**TASK GOAL**
Count the lines below that contain the word "tests", and reply with that number alone.

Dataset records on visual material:
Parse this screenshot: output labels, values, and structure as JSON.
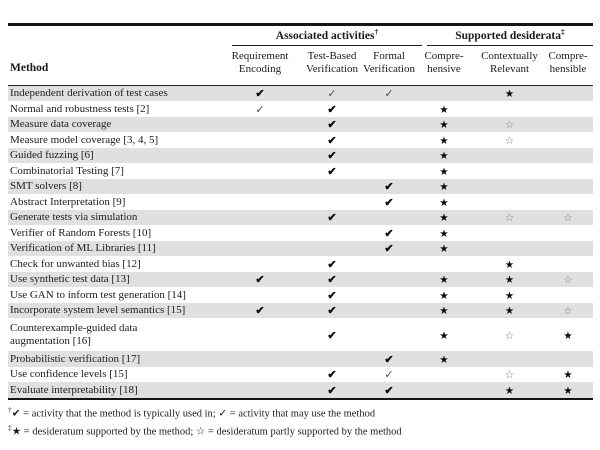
{
  "table": {
    "method_header": "Method",
    "groups": [
      {
        "label": "Associated activities",
        "sup": "†"
      },
      {
        "label": "Supported desiderata",
        "sup": "‡"
      }
    ],
    "columns": [
      {
        "line1": "Requirement",
        "line2": "Encoding"
      },
      {
        "line1": "Test-Based",
        "line2": "Verification"
      },
      {
        "line1": "Formal",
        "line2": "Verification"
      },
      {
        "line1": "Compre-",
        "line2": "hensive"
      },
      {
        "line1": "Contextually",
        "line2": "Relevant"
      },
      {
        "line1": "Compre-",
        "line2": "hensible"
      }
    ],
    "rows": [
      {
        "method": "Independent derivation of test cases",
        "marks": [
          "sc",
          "lc",
          "lc",
          "",
          "s",
          ""
        ]
      },
      {
        "method": "Normal and robustness tests [2]",
        "marks": [
          "lc",
          "sc",
          "",
          "s",
          "",
          ""
        ]
      },
      {
        "method": "Measure data coverage",
        "marks": [
          "",
          "sc",
          "",
          "s",
          "os",
          ""
        ]
      },
      {
        "method": "Measure model coverage [3, 4, 5]",
        "marks": [
          "",
          "sc",
          "",
          "s",
          "os",
          ""
        ]
      },
      {
        "method": "Guided fuzzing [6]",
        "marks": [
          "",
          "sc",
          "",
          "s",
          "",
          ""
        ]
      },
      {
        "method": "Combinatorial Testing [7]",
        "marks": [
          "",
          "sc",
          "",
          "s",
          "",
          ""
        ]
      },
      {
        "method": "SMT solvers [8]",
        "marks": [
          "",
          "",
          "sc",
          "s",
          "",
          ""
        ]
      },
      {
        "method": "Abstract Interpretation [9]",
        "marks": [
          "",
          "",
          "sc",
          "s",
          "",
          ""
        ]
      },
      {
        "method": "Generate tests via simulation",
        "marks": [
          "",
          "sc",
          "",
          "s",
          "os",
          "os"
        ]
      },
      {
        "method": "Verifier of Random Forests [10]",
        "marks": [
          "",
          "",
          "sc",
          "s",
          "",
          ""
        ]
      },
      {
        "method": "Verification of ML Libraries [11]",
        "marks": [
          "",
          "",
          "sc",
          "s",
          "",
          ""
        ]
      },
      {
        "method": "Check for unwanted bias [12]",
        "marks": [
          "",
          "sc",
          "",
          "",
          "s",
          ""
        ]
      },
      {
        "method": "Use synthetic test data [13]",
        "marks": [
          "sc",
          "sc",
          "",
          "s",
          "s",
          "os"
        ]
      },
      {
        "method": "Use GAN to inform test generation [14]",
        "marks": [
          "",
          "sc",
          "",
          "s",
          "s",
          ""
        ]
      },
      {
        "method": "Incorporate system level semantics [15]",
        "marks": [
          "sc",
          "sc",
          "",
          "s",
          "s",
          "os"
        ]
      },
      {
        "method": "Counterexample-guided data",
        "method2": "augmentation [16]",
        "marks": [
          "",
          "sc",
          "",
          "s",
          "os",
          "s"
        ]
      },
      {
        "method": "Probabilistic verification [17]",
        "marks": [
          "",
          "",
          "sc",
          "s",
          "",
          ""
        ]
      },
      {
        "method": "Use confidence levels [15]",
        "marks": [
          "",
          "sc",
          "lc",
          "",
          "os",
          "s"
        ]
      },
      {
        "method": "Evaluate interpretability [18]",
        "marks": [
          "",
          "sc",
          "sc",
          "",
          "s",
          "s"
        ]
      }
    ],
    "footnotes": [
      {
        "sup": "†",
        "text": "✔ = activity that the method is typically used in; ✓ = activity that may use the method"
      },
      {
        "sup": "‡",
        "text": "★ = desideratum supported by the method; ☆ = desideratum partly supported by the method"
      }
    ]
  },
  "symbols": {
    "sc": "✔",
    "lc": "✓",
    "s": "★",
    "os": "☆"
  },
  "symbol_names": {
    "sc": "strong-check-icon",
    "lc": "light-check-icon",
    "s": "star-icon",
    "os": "open-star-icon"
  },
  "colors": {
    "row_shading": "#e0e0e0",
    "text": "#1c1c1c",
    "rule": "#151515",
    "light_mark": "#4a4a4a",
    "open_star": "#7a7a7a"
  }
}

**EXERCISE OUTPUT**
2